[Lines of data]
☆ ☆ ☆ ☆ ☆

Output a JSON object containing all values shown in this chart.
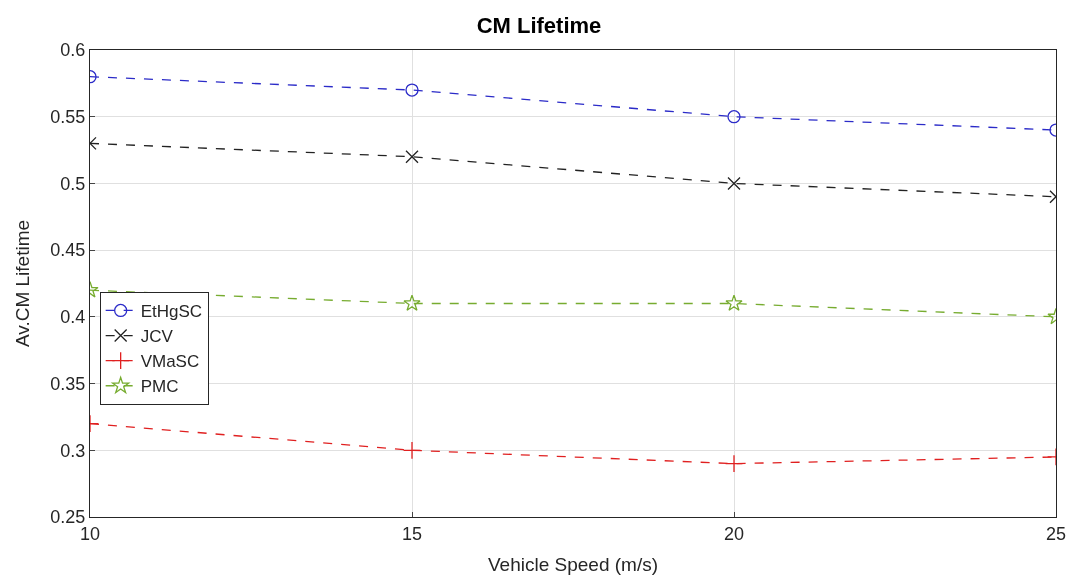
{
  "chart_data": {
    "type": "line",
    "title": "CM Lifetime",
    "xlabel": "Vehicle Speed (m/s)",
    "ylabel": "Av.CM Lifetime",
    "x": [
      10,
      15,
      20,
      25
    ],
    "xlim": [
      10,
      25
    ],
    "xticks": [
      10,
      15,
      20,
      25
    ],
    "ylim": [
      0.25,
      0.6
    ],
    "yticks": [
      0.25,
      0.3,
      0.35,
      0.4,
      0.45,
      0.5,
      0.55,
      0.6
    ],
    "grid": true,
    "legend": "left",
    "line_style": "dashed",
    "series": [
      {
        "name": "EtHgSC",
        "color": "#2b2bc8",
        "marker": "circle",
        "values": [
          0.58,
          0.57,
          0.55,
          0.54
        ]
      },
      {
        "name": "JCV",
        "color": "#222222",
        "marker": "cross",
        "values": [
          0.53,
          0.52,
          0.5,
          0.49
        ]
      },
      {
        "name": "VMaSC",
        "color": "#e02020",
        "marker": "plus",
        "values": [
          0.32,
          0.3,
          0.29,
          0.295
        ]
      },
      {
        "name": "PMC",
        "color": "#77ac30",
        "marker": "star",
        "values": [
          0.42,
          0.41,
          0.41,
          0.4
        ]
      }
    ]
  }
}
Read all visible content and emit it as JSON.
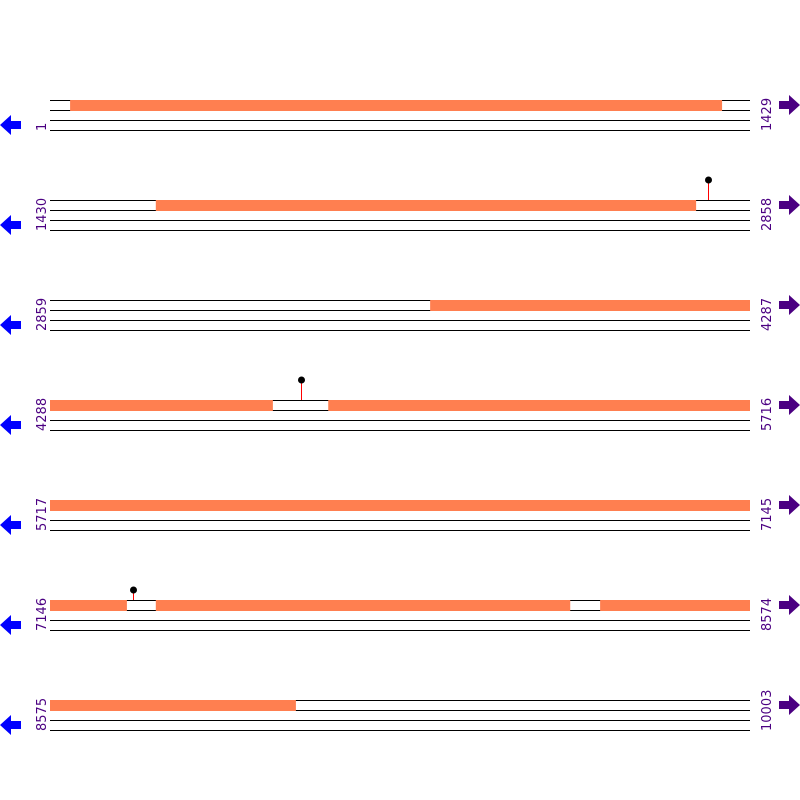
{
  "colors": {
    "feature": "#ff7f50",
    "line": "#000000",
    "marker_stem": "#ff0000",
    "marker_head": "#000000",
    "left_arrow": "#0000ff",
    "right_arrow": "#4b0082",
    "numbers": "#4b0082"
  },
  "icons": {
    "left": "arrow-left-icon",
    "right": "arrow-right-icon"
  },
  "rows": [
    {
      "start": "1",
      "end": "1429",
      "features": [
        [
          42,
          1373
        ]
      ],
      "markers": []
    },
    {
      "start": "1430",
      "end": "2858",
      "features": [
        [
          1646,
          2749
        ]
      ],
      "markers": [
        {
          "pos": 2773,
          "stem": "long"
        }
      ]
    },
    {
      "start": "2859",
      "end": "4287",
      "features": [
        [
          3635,
          4287
        ]
      ],
      "markers": []
    },
    {
      "start": "4288",
      "end": "5716",
      "features": [
        [
          4288,
          4743
        ],
        [
          4856,
          5716
        ]
      ],
      "markers": [
        {
          "pos": 4800,
          "stem": "long"
        }
      ]
    },
    {
      "start": "5717",
      "end": "7145",
      "features": [
        [
          5717,
          7145
        ]
      ],
      "markers": []
    },
    {
      "start": "7146",
      "end": "8574",
      "features": [
        [
          7146,
          7303
        ],
        [
          7362,
          8208
        ],
        [
          8269,
          8574
        ]
      ],
      "markers": [
        {
          "pos": 7315,
          "stem": "short"
        }
      ]
    },
    {
      "start": "8575",
      "end": "10003",
      "features": [
        [
          8575,
          9077
        ]
      ],
      "markers": []
    }
  ]
}
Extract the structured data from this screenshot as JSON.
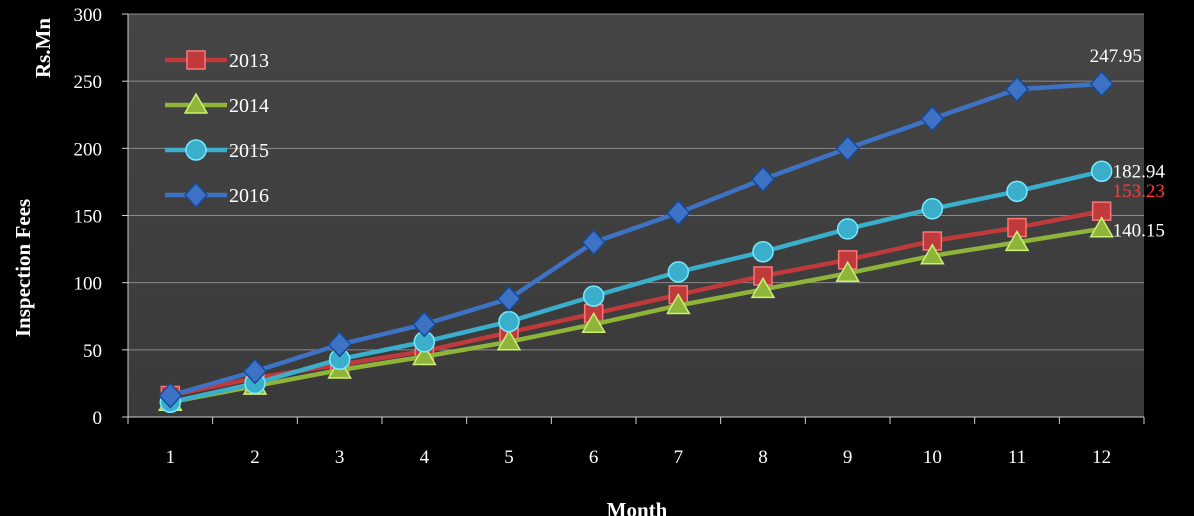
{
  "chart_data": {
    "type": "line",
    "title": "",
    "xlabel": "Month",
    "ylabel": "Inspection Fees",
    "yunit": "Rs.Mn",
    "x": [
      1,
      2,
      3,
      4,
      5,
      6,
      7,
      8,
      9,
      10,
      11,
      12
    ],
    "ylim": [
      0,
      300
    ],
    "yticks": [
      0,
      50,
      100,
      150,
      200,
      250,
      300
    ],
    "grid": "horizontal",
    "legend_position": "top-left",
    "background_color": "#404040",
    "series": [
      {
        "name": "2013",
        "marker": "square",
        "color": "#c0393b",
        "values": [
          16,
          29,
          39,
          49,
          63,
          77,
          91,
          105,
          117,
          131,
          141,
          153.23
        ],
        "end_label": "153.23",
        "end_label_color": "#ff3b3b"
      },
      {
        "name": "2014",
        "marker": "triangle",
        "color": "#8fb43a",
        "values": [
          11,
          23,
          35,
          45,
          56,
          69,
          83,
          95,
          107,
          120,
          130,
          140.15
        ],
        "end_label": "140.15",
        "end_label_color": "#ffffff"
      },
      {
        "name": "2015",
        "marker": "circle",
        "color": "#3aaecb",
        "values": [
          11,
          25,
          43,
          56,
          71,
          90,
          108,
          123,
          140,
          155,
          168,
          182.94
        ],
        "end_label": "182.94",
        "end_label_color": "#ffffff"
      },
      {
        "name": "2016",
        "marker": "diamond",
        "color": "#3d72c4",
        "values": [
          16,
          34,
          54,
          69,
          88,
          130,
          152,
          177,
          200,
          222,
          244,
          247.95
        ],
        "end_label": "247.95",
        "end_label_color": "#ffffff"
      }
    ]
  }
}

☆ ☆ ☆ ☆ ☆

_The request_
Look for "start" and pull out every line that has it.

_Finished task_
      "start": "1",
      "start": "1430",
      "start": "2859",
      "start": "4288",
      "start": "5717",
      "start": "7146",
      "start": "8575",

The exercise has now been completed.